* EXERCISE TASK *
Give the number of lines that contain the string "title", and nothing else.

* SUPPLIED DATA *

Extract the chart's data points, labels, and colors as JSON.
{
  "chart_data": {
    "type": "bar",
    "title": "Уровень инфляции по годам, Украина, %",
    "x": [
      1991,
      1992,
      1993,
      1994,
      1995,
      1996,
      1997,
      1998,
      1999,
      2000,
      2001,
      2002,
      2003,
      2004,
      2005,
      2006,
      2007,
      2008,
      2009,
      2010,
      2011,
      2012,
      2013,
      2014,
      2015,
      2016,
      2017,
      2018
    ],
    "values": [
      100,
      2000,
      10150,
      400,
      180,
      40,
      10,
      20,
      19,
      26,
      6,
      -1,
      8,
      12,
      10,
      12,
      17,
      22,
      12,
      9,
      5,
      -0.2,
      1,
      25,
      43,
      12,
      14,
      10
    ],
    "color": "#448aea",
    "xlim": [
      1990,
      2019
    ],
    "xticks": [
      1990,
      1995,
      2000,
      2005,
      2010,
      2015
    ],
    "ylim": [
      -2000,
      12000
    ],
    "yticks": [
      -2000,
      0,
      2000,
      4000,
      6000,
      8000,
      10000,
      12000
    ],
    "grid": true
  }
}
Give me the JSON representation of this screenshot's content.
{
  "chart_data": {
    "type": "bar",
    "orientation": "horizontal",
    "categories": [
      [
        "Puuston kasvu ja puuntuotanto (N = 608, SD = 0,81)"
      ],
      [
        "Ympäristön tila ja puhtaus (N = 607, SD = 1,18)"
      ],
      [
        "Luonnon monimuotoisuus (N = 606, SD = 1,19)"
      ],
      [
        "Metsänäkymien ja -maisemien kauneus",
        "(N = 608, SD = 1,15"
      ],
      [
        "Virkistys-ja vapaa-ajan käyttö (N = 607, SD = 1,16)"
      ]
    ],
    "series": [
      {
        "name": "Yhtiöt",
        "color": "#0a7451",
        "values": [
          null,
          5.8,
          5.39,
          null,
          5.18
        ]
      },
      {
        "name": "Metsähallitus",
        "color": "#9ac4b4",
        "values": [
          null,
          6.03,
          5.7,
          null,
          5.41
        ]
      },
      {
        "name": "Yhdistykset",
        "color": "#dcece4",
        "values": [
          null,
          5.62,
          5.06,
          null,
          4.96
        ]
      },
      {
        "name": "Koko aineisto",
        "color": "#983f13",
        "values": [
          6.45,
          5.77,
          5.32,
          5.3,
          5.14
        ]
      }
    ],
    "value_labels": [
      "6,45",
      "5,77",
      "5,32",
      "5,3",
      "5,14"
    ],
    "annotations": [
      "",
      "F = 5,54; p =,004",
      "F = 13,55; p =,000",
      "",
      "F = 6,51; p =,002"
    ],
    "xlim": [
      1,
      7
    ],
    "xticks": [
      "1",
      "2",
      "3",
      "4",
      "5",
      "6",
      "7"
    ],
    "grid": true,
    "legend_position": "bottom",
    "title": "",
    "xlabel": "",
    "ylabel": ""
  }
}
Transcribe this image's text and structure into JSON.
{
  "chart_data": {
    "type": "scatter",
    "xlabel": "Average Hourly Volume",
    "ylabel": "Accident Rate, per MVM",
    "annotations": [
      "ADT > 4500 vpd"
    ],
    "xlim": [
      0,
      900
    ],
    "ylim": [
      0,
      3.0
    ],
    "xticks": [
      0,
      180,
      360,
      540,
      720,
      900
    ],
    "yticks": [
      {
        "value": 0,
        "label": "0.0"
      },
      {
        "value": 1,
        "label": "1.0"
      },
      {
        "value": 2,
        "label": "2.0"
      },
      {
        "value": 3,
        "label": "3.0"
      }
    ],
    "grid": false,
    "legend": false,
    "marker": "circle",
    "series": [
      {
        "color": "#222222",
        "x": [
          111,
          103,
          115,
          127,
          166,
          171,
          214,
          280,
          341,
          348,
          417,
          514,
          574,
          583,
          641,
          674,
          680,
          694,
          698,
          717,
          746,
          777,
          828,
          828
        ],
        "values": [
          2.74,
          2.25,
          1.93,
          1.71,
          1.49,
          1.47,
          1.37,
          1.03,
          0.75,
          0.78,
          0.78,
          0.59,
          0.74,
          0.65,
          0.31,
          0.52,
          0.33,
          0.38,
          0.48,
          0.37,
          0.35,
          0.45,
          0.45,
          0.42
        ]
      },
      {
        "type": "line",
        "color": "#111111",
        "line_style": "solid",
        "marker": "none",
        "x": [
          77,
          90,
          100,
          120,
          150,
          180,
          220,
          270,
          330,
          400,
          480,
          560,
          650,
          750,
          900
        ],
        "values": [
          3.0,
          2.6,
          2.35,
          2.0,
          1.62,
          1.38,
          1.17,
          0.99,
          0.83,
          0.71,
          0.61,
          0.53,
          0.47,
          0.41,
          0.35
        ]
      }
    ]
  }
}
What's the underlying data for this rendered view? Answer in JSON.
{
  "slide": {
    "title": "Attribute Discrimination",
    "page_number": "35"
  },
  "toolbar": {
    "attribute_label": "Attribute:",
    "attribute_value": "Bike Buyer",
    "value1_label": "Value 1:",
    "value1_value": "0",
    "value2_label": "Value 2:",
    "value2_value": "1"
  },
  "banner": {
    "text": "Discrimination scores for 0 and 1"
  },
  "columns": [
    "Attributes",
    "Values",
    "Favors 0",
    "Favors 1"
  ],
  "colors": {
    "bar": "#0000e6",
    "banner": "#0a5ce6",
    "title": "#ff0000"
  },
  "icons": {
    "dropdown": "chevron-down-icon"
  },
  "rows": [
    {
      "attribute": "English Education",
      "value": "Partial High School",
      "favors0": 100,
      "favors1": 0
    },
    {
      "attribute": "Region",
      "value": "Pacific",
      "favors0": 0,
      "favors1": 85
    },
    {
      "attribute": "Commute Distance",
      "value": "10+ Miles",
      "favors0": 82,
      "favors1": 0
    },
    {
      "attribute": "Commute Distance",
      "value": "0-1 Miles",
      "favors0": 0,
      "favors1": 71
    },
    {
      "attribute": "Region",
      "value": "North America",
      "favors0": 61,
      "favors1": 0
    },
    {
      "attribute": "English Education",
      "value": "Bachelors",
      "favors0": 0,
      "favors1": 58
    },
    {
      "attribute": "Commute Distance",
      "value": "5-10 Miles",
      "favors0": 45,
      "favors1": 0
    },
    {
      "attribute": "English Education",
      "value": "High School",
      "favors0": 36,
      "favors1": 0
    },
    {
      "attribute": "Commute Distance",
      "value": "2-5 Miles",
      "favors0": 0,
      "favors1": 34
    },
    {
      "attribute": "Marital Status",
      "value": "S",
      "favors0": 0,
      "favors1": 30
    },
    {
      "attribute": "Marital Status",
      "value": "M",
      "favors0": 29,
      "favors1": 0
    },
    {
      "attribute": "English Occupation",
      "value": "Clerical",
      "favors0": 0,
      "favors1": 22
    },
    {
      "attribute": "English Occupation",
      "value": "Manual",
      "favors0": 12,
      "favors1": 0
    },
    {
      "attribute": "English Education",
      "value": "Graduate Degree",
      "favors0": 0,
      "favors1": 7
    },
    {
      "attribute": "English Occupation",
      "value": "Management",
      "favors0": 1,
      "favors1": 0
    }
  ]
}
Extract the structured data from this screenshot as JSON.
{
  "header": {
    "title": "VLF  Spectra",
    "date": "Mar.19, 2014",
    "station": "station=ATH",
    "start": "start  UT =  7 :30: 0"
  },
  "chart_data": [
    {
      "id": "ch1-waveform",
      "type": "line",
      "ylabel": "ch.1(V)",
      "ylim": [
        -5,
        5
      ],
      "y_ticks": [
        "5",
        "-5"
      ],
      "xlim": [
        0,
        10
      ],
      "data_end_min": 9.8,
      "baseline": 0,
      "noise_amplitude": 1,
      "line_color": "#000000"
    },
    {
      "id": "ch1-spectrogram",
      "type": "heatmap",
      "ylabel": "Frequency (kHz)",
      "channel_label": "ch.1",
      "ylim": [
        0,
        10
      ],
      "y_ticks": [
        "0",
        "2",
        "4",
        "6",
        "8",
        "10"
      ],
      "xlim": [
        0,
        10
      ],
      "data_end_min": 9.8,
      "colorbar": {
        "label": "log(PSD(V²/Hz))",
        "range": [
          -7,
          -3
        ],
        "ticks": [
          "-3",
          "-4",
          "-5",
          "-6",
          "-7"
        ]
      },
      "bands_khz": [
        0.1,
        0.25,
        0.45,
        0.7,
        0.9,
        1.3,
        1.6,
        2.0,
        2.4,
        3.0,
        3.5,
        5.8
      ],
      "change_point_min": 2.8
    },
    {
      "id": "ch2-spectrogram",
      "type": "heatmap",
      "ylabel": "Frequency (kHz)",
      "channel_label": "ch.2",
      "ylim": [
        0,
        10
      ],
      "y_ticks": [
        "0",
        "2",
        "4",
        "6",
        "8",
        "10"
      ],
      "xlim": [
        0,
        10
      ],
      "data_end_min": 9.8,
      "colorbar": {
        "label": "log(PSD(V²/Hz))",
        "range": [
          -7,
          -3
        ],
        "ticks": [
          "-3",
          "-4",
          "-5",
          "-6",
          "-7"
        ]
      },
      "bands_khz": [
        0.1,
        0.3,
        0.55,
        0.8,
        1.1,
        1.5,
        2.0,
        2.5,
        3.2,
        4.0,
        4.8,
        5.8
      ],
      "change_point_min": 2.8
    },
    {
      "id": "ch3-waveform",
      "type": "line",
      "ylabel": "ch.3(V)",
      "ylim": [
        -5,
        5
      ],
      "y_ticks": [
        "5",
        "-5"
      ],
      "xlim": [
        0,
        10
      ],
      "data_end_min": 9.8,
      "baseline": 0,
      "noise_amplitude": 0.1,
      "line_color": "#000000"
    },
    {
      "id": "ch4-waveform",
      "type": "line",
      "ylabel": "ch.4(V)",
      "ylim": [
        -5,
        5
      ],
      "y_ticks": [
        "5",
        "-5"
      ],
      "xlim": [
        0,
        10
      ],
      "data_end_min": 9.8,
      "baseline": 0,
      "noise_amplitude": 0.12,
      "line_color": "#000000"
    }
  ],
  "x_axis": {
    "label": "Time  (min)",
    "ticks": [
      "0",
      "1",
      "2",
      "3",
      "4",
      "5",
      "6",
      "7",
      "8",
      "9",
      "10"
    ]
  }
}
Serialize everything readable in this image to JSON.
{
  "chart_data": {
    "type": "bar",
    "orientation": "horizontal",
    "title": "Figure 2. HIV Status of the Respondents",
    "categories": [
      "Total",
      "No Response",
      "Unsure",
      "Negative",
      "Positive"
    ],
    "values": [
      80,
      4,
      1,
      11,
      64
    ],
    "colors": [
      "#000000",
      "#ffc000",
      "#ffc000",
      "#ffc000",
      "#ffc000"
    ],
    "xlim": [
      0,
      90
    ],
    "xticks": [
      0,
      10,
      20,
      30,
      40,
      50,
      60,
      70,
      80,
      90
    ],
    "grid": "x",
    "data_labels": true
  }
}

* EXERCISE OUTPUT *
6